-- BEGIN --
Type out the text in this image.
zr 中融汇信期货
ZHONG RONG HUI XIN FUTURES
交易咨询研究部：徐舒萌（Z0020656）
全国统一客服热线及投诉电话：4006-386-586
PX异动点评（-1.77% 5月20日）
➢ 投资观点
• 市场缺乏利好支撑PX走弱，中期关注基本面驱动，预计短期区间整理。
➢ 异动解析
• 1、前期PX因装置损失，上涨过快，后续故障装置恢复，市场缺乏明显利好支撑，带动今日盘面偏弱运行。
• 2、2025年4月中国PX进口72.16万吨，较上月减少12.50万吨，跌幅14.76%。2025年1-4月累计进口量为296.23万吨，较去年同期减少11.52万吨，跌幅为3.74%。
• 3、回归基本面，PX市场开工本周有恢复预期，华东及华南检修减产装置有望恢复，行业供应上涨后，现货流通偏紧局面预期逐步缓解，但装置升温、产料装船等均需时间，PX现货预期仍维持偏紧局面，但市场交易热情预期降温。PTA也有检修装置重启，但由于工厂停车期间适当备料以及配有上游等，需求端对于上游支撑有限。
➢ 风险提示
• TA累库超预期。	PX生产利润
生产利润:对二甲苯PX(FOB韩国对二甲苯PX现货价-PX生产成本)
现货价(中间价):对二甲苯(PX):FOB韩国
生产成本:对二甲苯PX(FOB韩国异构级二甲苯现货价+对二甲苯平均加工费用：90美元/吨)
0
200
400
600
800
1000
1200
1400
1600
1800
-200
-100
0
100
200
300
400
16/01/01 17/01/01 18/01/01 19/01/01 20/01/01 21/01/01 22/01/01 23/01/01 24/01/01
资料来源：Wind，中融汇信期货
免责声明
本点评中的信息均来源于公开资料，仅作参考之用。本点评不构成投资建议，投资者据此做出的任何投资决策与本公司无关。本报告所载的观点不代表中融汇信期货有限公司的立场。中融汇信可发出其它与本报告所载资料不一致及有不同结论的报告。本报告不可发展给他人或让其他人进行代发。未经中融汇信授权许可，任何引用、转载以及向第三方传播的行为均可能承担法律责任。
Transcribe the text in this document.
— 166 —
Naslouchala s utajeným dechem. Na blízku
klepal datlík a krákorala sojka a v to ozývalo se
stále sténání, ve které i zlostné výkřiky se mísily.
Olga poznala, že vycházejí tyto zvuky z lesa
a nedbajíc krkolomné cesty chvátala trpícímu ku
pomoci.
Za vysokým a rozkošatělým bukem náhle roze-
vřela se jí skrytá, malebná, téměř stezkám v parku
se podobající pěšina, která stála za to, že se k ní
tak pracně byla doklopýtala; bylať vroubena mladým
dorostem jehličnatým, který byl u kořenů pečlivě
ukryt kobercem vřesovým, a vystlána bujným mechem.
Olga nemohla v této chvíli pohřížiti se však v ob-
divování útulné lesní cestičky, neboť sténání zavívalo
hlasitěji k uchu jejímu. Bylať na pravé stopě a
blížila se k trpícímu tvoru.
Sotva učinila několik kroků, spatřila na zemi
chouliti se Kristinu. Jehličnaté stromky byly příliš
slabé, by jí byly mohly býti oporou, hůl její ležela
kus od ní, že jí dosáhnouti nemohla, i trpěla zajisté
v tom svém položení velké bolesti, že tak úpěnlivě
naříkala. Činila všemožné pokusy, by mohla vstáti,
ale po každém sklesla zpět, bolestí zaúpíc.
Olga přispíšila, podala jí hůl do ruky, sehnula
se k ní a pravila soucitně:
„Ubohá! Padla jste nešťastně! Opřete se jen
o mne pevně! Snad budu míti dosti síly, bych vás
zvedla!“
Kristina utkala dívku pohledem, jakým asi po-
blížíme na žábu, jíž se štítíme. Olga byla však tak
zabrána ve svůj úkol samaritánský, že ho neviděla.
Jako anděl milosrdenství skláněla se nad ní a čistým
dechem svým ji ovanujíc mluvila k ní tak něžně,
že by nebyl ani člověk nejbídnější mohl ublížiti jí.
-- END --
**STATED PROBLEM**: Beginning with the line that contains "Transcribe the text in this document.", quote each line exactly through the last line of the entries above, and nothing beyond them.

**SOLUTION FOR THIS EXERCISE**:
Transcribe the text in this document.
— 166 —
Naslouchala s utajeným dechem. Na blízku
klepal datlík a krákorala sojka a v to ozývalo se
stále sténání, ve které i zlostné výkřiky se mísily.
Olga poznala, že vycházejí tyto zvuky z lesa
a nedbajíc krkolomné cesty chvátala trpícímu ku
pomoci.
Za vysokým a rozkošatělým bukem náhle roze-
vřela se jí skrytá, malebná, téměř stezkám v parku
se podobající pěšina, která stála za to, že se k ní
tak pracně byla doklopýtala; bylať vroubena mladým
dorostem jehličnatým, který byl u kořenů pečlivě
ukryt kobercem vřesovým, a vystlána bujným mechem.
Olga nemohla v této chvíli pohřížiti se však v ob-
divování útulné lesní cestičky, neboť sténání zavívalo
hlasitěji k uchu jejímu. Bylať na pravé stopě a
blížila se k trpícímu tvoru.
Sotva učinila několik kroků, spatřila na zemi
chouliti se Kristinu. Jehličnaté stromky byly příliš
slabé, by jí byly mohly býti oporou, hůl její ležela
kus od ní, že jí dosáhnouti nemohla, i trpěla zajisté
v tom svém položení velké bolesti, že tak úpěnlivě
naříkala. Činila všemožné pokusy, by mohla vstáti,
ale po každém sklesla zpět, bolestí zaúpíc.
Olga přispíšila, podala jí hůl do ruky, sehnula
se k ní a pravila soucitně:
„Ubohá! Padla jste nešťastně! Opřete se jen
o mne pevně! Snad budu míti dosti síly, bych vás
zvedla!“
Kristina utkala dívku pohledem, jakým asi po-
blížíme na žábu, jíž se štítíme. Olga byla však tak
zabrána ve svůj úkol samaritánský, že ho neviděla.
Jako anděl milosrdenství skláněla se nad ní a čistým
dechem svým ji ovanujíc mluvila k ní tak něžně,
že by nebyl ani člověk nejbídnější mohl ublížiti jí.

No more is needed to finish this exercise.